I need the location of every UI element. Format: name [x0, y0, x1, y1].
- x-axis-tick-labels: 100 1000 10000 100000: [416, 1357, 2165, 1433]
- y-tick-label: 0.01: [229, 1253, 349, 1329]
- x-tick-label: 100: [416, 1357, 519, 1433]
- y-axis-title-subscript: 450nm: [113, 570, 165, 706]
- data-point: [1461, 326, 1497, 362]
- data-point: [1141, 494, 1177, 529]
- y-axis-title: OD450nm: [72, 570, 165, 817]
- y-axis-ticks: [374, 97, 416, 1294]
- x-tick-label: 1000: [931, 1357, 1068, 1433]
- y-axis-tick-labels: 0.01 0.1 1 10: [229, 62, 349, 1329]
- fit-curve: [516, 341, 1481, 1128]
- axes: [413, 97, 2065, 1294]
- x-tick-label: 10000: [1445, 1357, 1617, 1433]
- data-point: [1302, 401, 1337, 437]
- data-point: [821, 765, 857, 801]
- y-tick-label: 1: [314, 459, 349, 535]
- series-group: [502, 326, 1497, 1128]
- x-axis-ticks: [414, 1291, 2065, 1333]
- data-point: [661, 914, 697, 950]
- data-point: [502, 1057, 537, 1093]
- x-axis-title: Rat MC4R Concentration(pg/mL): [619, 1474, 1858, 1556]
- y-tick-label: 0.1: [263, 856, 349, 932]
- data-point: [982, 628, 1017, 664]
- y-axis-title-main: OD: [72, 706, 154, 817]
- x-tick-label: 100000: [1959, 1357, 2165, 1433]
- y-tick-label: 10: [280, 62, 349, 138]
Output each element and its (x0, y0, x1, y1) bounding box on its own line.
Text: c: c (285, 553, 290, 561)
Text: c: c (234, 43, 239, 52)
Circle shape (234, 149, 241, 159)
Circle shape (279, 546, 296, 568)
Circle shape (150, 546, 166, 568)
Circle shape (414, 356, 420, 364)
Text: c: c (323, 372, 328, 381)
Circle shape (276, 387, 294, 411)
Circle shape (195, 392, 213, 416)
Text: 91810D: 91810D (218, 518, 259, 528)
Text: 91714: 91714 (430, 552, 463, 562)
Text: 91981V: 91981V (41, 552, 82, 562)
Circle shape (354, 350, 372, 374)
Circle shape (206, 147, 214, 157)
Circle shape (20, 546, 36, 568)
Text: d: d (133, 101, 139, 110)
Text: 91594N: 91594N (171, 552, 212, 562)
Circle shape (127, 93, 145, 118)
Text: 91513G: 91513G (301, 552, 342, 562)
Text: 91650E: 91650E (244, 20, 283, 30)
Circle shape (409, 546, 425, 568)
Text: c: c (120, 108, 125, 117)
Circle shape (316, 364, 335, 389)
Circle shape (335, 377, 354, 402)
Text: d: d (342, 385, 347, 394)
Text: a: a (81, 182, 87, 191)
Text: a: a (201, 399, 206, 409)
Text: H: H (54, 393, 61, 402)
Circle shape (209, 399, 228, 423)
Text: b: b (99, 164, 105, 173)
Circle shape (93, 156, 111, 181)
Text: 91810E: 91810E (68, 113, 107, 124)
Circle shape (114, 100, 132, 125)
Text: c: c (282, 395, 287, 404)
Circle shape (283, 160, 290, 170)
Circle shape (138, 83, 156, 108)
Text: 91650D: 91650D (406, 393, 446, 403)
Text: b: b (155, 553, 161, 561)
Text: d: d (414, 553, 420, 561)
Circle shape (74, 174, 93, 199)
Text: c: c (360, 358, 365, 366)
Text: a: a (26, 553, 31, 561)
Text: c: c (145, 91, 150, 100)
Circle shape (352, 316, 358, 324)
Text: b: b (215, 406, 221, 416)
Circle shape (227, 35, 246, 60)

• [TASK REQUIREMENTS] Reproduce the records from their first line through the line containing "- y-axis-title-subscript: 450nm: [113, 570, 165, 706]", swapping "location" for "position" and keeping everything else the same.

• [FULL ANSWER]
I need the position of every UI element. Format: name [x0, y0, x1, y1].
- x-axis-tick-labels: 100 1000 10000 100000: [416, 1357, 2165, 1433]
- y-tick-label: 0.01: [229, 1253, 349, 1329]
- x-tick-label: 100: [416, 1357, 519, 1433]
- y-axis-title-subscript: 450nm: [113, 570, 165, 706]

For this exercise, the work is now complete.